▶ **Entries provided**
________________

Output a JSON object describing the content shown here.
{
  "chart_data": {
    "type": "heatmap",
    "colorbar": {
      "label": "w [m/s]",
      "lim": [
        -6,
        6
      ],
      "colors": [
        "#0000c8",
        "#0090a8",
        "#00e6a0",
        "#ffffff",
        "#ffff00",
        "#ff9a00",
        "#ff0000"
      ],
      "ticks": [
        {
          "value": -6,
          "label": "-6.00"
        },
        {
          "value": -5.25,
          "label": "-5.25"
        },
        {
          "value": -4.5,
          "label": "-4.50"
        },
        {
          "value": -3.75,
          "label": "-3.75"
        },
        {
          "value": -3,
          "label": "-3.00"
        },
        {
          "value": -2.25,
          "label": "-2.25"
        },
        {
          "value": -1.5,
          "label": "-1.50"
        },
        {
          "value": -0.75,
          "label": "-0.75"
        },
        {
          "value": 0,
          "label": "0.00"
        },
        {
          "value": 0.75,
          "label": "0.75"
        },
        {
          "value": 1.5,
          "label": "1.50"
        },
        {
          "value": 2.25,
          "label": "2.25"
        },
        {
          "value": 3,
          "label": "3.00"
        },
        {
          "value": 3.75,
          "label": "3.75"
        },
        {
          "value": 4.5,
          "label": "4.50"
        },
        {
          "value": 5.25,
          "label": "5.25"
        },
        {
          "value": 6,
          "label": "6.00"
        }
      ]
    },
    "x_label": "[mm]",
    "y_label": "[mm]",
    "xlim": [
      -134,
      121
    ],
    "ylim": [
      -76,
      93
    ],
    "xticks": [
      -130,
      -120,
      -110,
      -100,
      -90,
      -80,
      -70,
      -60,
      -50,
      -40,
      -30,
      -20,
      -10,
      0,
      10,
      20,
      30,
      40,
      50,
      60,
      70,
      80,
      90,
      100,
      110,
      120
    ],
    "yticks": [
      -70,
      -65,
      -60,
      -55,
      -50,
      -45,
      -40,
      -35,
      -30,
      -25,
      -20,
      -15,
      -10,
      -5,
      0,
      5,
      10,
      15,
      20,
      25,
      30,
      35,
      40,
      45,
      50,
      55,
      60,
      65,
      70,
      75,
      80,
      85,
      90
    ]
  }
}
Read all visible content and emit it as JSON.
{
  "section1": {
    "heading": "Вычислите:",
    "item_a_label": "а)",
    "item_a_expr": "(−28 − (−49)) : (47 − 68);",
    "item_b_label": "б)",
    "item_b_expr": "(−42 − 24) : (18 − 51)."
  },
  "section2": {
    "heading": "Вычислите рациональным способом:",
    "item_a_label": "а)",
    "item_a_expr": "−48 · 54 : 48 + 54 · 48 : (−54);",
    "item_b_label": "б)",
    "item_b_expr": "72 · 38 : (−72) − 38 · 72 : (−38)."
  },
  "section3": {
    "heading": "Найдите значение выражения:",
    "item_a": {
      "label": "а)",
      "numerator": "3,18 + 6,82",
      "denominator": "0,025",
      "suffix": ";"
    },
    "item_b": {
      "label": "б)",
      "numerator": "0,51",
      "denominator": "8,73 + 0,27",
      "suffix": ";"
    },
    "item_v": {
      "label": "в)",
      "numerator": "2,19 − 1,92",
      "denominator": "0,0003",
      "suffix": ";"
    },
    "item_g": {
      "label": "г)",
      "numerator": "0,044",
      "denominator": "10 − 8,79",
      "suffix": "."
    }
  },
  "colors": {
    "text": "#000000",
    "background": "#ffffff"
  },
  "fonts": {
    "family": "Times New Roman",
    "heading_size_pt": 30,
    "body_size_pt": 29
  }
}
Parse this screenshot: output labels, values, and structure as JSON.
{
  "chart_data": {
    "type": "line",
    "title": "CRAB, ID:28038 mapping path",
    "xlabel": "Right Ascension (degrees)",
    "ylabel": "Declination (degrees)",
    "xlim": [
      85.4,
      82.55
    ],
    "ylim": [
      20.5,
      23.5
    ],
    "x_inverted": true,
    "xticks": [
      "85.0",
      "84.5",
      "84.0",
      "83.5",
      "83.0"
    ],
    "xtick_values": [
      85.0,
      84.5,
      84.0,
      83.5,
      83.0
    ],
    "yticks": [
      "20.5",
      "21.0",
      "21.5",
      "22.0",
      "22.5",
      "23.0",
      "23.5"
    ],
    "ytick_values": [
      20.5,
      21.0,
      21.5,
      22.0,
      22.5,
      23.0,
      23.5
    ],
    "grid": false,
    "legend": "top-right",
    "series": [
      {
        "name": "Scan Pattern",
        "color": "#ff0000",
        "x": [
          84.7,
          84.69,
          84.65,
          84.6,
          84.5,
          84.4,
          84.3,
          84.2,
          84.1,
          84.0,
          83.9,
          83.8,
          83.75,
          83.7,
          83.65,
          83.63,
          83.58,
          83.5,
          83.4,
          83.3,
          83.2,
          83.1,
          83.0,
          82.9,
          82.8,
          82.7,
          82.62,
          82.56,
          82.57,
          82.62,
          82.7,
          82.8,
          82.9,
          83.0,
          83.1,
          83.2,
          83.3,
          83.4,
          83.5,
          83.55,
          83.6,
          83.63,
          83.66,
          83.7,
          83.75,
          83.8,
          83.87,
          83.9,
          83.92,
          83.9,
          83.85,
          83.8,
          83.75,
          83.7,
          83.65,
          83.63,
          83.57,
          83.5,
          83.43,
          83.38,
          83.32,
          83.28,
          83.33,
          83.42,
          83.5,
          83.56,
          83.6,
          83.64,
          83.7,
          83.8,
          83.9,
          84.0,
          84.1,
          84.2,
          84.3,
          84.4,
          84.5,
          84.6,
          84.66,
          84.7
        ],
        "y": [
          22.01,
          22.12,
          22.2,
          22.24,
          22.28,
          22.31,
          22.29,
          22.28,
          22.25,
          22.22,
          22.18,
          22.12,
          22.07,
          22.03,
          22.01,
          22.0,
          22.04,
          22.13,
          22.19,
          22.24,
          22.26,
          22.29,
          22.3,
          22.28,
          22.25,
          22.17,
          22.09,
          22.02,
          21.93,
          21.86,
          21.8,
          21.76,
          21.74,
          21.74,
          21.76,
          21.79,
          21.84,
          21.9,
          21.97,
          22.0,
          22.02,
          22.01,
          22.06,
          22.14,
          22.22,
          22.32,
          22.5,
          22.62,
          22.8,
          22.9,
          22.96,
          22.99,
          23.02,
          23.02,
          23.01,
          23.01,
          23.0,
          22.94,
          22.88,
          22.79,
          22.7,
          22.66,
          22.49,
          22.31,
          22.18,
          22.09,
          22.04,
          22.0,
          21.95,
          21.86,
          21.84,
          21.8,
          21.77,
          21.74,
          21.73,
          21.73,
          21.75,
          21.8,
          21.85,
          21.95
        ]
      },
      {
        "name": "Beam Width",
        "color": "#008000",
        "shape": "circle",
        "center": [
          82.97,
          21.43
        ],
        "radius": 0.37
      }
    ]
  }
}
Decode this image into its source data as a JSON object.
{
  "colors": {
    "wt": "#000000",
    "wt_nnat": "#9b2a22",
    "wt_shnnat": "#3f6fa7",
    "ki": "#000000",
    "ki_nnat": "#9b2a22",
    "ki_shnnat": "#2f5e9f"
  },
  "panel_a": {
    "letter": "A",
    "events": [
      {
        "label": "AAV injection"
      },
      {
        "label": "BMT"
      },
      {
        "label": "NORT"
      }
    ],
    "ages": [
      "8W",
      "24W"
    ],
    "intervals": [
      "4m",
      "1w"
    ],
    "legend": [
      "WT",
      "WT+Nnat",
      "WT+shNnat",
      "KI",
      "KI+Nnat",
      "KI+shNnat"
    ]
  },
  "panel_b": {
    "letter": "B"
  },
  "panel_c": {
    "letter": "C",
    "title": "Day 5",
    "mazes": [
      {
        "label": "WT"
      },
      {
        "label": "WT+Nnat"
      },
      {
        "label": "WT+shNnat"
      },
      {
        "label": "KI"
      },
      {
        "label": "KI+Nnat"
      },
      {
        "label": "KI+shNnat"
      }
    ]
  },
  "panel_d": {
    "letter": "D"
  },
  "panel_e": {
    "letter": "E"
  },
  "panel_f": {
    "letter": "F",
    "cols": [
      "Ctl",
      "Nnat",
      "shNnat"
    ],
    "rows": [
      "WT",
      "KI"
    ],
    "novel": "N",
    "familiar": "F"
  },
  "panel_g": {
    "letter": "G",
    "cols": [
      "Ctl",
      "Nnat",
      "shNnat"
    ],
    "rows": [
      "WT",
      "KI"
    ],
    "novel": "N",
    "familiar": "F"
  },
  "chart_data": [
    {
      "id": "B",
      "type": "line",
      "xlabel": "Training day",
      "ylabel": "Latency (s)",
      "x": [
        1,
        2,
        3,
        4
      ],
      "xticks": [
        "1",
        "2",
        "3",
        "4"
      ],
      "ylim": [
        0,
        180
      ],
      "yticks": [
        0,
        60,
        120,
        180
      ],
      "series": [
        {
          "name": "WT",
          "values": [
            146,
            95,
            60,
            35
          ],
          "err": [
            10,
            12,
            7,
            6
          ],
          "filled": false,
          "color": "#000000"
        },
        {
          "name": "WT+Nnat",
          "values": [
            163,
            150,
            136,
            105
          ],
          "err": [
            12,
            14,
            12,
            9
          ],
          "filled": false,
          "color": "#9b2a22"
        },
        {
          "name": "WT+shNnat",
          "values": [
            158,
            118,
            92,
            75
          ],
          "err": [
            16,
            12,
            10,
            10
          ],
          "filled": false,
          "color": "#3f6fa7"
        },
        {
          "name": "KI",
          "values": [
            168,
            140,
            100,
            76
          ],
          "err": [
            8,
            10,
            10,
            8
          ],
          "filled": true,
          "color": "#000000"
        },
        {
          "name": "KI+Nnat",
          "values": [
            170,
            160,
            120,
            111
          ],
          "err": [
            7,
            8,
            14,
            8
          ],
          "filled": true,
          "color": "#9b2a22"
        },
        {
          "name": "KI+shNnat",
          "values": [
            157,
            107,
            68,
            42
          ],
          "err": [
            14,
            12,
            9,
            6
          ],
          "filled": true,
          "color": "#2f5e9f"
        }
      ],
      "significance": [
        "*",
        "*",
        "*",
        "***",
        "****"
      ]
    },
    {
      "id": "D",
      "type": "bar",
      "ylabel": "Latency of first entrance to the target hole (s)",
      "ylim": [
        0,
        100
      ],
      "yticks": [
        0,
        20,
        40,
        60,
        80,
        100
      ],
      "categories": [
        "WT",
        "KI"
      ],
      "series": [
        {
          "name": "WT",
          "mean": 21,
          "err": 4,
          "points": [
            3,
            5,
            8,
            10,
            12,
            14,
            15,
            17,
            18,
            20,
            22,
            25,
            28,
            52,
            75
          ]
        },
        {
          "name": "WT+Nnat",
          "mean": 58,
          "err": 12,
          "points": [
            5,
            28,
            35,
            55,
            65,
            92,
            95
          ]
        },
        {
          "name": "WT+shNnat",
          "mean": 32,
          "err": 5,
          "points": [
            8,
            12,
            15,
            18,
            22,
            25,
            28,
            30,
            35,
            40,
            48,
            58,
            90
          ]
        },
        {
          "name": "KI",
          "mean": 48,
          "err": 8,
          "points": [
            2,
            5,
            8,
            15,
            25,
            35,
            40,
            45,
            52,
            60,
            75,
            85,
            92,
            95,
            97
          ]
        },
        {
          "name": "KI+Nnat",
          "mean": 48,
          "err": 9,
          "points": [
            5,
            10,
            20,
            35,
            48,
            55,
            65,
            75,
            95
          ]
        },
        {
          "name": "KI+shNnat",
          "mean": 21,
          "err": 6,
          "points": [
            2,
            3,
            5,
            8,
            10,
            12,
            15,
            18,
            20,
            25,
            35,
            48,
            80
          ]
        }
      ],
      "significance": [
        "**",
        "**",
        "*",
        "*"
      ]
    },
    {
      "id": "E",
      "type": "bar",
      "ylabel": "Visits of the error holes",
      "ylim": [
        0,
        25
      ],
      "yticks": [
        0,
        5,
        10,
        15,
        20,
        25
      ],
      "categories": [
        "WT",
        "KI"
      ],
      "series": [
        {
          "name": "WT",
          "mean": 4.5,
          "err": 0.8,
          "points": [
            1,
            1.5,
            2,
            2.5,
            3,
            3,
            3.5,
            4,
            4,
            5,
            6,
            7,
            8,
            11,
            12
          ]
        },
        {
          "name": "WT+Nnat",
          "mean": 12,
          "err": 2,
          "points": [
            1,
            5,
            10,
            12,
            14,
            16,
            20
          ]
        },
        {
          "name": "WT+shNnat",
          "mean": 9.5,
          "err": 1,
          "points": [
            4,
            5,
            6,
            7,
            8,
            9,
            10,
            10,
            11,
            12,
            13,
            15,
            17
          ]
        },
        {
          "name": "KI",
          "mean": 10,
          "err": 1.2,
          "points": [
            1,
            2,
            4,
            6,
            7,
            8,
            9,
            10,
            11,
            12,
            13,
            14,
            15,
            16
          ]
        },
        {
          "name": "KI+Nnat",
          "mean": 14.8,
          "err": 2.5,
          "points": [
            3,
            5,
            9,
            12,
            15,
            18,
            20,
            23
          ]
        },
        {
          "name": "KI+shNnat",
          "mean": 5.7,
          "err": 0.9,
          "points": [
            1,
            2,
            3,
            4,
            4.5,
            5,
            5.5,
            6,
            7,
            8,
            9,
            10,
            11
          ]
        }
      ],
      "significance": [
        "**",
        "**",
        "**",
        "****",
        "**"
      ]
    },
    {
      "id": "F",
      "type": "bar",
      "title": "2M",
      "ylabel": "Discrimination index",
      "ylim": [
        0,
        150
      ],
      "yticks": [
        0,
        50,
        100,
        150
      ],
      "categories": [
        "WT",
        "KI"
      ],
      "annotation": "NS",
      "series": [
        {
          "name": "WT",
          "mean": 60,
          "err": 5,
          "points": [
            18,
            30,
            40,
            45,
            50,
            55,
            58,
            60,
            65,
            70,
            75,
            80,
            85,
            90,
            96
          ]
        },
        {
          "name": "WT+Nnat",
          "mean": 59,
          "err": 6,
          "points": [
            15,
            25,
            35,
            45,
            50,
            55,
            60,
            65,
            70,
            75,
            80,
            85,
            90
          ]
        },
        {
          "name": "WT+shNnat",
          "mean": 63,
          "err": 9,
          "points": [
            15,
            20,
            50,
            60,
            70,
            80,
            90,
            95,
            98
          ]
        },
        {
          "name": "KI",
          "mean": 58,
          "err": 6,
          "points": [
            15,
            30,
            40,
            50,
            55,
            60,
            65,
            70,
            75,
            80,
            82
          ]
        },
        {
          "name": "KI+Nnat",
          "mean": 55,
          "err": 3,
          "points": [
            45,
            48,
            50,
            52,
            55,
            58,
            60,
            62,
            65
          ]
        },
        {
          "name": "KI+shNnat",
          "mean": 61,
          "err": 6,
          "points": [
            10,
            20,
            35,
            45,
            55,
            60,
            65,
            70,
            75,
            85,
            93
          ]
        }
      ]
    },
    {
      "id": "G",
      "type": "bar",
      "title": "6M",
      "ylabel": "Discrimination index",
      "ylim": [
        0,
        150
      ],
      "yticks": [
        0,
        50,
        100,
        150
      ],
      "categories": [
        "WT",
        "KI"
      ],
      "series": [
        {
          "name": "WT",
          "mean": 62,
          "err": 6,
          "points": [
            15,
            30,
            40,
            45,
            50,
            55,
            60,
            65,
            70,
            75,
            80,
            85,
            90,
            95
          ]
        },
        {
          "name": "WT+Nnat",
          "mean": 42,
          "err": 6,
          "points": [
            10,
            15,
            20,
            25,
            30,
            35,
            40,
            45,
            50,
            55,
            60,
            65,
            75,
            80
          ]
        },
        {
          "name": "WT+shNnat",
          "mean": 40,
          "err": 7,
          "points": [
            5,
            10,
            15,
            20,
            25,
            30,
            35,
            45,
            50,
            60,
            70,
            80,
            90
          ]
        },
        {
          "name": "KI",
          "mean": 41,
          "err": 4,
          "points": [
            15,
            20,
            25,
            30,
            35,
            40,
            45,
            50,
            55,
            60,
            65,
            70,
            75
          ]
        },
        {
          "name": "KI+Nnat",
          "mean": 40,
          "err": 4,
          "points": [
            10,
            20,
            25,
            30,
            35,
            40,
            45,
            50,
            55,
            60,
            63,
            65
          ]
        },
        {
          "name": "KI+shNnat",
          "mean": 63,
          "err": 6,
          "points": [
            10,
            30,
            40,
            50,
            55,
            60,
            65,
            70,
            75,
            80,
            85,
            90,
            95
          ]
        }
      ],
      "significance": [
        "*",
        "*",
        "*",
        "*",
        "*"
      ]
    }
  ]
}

________________

▶ **Stated goal**
Say how many lines contain "xlabel", and give nothing but that number.

▶ **Written response**
2